### What you are asked to do
Determine which lines of the records include the word "extreme", and copy them.

### Supplied records
+++

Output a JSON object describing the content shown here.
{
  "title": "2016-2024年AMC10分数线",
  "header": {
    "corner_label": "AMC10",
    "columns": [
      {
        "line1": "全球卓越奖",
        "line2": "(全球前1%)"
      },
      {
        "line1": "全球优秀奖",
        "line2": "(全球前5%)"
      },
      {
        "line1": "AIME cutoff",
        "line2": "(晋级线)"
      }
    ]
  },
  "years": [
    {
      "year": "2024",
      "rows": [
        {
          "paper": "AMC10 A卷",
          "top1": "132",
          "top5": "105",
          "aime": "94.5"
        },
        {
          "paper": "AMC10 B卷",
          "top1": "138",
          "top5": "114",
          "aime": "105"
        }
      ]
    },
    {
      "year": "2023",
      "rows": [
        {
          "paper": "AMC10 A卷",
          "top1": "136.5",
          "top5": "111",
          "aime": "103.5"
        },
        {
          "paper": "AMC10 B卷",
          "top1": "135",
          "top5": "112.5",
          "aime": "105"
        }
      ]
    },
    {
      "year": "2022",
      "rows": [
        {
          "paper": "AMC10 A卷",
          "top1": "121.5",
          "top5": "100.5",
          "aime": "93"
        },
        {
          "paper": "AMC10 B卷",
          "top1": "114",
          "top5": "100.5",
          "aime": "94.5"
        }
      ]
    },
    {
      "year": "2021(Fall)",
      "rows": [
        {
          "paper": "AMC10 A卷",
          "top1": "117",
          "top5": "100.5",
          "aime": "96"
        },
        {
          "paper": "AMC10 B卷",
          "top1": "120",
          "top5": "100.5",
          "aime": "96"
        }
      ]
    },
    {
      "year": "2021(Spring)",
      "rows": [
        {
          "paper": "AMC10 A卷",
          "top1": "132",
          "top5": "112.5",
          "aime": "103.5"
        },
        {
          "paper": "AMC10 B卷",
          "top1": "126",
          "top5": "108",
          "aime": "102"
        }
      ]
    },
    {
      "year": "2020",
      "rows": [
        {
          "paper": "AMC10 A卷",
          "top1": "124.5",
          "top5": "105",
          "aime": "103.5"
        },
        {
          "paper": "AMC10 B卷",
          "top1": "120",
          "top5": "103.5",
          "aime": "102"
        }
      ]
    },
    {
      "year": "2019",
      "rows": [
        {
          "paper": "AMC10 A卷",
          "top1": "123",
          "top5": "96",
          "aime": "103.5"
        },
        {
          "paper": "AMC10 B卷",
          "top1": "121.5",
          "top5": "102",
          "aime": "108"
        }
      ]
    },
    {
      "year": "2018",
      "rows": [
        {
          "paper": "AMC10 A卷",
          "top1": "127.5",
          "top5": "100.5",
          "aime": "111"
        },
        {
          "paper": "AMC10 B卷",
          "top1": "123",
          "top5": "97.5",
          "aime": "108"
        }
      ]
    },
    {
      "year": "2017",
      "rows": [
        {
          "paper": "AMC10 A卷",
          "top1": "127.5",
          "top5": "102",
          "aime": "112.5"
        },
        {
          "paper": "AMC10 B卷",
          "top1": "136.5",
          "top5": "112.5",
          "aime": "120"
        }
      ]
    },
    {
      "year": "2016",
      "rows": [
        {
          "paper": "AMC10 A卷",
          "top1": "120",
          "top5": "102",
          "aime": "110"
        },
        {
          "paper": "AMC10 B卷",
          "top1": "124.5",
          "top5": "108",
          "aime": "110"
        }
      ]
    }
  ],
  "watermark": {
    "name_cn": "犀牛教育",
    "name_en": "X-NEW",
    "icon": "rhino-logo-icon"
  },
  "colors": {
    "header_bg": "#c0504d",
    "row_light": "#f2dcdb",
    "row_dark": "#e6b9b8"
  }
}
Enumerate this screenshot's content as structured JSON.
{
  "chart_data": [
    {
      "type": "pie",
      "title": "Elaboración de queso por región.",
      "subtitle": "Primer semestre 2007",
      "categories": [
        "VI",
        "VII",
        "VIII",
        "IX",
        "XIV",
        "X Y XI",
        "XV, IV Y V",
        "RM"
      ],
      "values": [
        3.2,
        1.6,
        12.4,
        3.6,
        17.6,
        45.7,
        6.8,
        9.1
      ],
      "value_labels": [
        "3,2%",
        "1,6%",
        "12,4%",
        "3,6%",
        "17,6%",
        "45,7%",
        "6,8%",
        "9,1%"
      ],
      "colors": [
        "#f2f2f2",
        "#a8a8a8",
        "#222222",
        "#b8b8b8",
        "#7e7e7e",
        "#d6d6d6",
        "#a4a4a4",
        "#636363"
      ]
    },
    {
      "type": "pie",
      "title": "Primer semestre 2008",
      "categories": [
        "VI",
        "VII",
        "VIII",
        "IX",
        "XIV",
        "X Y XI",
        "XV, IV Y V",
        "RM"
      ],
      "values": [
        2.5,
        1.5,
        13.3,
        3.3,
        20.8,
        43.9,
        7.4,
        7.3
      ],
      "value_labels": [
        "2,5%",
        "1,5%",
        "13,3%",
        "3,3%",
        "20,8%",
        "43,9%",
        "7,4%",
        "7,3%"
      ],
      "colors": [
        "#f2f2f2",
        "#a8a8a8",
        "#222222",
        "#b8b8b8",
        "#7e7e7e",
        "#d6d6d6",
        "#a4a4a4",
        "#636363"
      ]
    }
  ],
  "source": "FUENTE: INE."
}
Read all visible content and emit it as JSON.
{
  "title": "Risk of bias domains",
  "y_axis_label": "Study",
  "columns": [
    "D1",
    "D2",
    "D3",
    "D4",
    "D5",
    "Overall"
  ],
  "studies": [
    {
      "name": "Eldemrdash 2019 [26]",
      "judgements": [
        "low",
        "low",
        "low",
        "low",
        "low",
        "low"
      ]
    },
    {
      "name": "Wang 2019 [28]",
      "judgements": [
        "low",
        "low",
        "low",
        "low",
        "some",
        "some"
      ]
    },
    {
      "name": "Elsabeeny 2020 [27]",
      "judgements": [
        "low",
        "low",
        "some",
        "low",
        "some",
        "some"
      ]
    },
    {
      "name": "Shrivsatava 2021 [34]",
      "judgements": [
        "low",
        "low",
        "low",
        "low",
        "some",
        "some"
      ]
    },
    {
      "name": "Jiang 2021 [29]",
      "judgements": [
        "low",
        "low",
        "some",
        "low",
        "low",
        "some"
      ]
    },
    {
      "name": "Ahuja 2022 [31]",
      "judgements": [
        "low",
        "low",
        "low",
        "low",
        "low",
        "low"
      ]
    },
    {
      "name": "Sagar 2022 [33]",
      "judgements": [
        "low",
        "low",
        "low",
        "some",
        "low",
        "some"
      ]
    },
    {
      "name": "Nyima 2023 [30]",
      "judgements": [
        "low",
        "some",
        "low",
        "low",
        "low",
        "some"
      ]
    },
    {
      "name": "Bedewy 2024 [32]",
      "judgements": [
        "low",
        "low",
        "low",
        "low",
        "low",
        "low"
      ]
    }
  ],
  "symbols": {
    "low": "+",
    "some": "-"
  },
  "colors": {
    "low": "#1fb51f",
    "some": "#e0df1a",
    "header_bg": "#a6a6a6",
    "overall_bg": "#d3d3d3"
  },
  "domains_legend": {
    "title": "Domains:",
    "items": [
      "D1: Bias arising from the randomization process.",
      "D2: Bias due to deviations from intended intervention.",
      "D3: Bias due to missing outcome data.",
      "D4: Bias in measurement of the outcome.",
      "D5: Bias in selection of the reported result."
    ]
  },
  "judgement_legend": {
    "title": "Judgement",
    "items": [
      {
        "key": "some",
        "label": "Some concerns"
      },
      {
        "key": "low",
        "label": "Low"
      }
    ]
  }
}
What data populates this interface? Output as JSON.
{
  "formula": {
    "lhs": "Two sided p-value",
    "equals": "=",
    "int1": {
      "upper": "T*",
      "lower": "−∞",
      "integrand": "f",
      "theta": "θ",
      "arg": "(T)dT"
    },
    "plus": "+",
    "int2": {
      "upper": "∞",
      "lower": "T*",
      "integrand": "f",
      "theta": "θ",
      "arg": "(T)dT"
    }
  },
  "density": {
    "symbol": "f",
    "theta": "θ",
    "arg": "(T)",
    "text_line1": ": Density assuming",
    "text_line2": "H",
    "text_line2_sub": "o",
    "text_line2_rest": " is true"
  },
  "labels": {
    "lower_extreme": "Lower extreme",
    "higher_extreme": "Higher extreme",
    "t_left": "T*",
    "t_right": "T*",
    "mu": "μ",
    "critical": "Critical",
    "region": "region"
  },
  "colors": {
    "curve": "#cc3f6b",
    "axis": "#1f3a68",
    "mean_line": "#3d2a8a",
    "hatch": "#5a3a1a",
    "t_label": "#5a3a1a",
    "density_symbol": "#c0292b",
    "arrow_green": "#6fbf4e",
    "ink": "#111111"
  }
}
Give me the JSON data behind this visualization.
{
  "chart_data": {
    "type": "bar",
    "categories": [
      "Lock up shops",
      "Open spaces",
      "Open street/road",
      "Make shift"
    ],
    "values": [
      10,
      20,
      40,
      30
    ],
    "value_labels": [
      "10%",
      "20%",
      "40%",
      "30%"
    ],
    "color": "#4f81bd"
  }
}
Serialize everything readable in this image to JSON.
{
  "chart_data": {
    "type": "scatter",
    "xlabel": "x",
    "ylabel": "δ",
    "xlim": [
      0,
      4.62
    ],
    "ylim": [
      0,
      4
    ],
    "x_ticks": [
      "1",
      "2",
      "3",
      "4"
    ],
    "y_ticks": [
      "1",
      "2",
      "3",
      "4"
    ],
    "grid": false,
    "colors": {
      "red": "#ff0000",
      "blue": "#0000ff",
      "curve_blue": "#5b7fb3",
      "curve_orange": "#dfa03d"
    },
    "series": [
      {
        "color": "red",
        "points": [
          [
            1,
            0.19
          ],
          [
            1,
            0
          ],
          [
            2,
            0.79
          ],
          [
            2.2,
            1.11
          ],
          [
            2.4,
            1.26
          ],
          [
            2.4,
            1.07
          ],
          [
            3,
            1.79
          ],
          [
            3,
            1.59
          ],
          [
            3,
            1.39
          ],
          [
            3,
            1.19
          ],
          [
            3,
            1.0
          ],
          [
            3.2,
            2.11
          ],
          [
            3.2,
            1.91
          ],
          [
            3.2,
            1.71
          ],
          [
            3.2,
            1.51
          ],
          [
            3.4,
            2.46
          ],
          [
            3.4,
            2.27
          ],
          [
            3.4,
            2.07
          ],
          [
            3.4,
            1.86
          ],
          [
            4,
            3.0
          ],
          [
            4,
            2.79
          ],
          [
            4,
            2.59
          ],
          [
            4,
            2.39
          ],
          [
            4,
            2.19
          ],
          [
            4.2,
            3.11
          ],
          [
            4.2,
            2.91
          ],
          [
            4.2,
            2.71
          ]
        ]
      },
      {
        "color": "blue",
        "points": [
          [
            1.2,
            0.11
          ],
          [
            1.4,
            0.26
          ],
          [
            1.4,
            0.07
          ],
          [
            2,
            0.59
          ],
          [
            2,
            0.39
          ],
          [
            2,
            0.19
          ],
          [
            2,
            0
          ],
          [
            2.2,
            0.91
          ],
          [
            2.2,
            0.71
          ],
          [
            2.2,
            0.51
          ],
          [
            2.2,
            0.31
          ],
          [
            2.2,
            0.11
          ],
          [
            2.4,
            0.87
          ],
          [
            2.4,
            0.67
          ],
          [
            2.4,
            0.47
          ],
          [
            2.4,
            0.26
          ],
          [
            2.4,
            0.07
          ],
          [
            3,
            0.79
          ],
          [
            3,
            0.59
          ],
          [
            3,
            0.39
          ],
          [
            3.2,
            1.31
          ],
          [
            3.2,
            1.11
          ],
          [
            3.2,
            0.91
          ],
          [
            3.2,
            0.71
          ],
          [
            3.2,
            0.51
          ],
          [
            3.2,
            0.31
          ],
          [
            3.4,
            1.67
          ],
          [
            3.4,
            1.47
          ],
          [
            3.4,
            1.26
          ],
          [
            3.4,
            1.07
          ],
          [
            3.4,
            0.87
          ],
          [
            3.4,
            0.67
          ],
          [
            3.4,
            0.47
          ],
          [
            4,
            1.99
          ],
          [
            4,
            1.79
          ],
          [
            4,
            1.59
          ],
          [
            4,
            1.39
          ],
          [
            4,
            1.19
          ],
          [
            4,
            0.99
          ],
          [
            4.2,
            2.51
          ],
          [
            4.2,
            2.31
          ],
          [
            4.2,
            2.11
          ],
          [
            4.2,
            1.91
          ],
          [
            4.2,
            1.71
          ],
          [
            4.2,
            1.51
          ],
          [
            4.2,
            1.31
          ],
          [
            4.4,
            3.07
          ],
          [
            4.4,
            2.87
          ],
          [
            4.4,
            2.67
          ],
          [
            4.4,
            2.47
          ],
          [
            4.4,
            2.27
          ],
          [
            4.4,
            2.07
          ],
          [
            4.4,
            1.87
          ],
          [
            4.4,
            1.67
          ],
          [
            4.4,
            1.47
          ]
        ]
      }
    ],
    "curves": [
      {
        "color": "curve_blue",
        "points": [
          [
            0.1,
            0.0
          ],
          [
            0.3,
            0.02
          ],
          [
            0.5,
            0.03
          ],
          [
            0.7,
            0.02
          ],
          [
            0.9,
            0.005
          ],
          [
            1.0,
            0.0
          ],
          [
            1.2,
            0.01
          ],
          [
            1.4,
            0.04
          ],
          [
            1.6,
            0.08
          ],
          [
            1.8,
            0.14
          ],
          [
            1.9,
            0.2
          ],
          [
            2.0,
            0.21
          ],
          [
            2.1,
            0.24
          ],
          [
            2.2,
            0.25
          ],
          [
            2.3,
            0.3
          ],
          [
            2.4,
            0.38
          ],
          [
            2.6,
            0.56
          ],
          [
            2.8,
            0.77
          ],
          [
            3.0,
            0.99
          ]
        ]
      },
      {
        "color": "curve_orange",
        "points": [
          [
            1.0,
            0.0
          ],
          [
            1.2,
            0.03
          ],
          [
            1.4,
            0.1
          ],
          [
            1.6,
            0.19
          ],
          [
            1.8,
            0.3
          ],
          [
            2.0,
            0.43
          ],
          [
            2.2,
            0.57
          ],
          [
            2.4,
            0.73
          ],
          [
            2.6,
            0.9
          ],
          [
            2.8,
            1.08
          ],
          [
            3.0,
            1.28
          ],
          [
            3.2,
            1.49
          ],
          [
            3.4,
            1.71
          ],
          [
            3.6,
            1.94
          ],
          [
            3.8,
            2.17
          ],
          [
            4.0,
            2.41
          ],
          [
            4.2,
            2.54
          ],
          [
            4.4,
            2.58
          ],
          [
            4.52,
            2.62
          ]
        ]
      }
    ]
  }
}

+++

### The reply
    "lower_extreme": "Lower extreme",
    "higher_extreme": "Higher extreme",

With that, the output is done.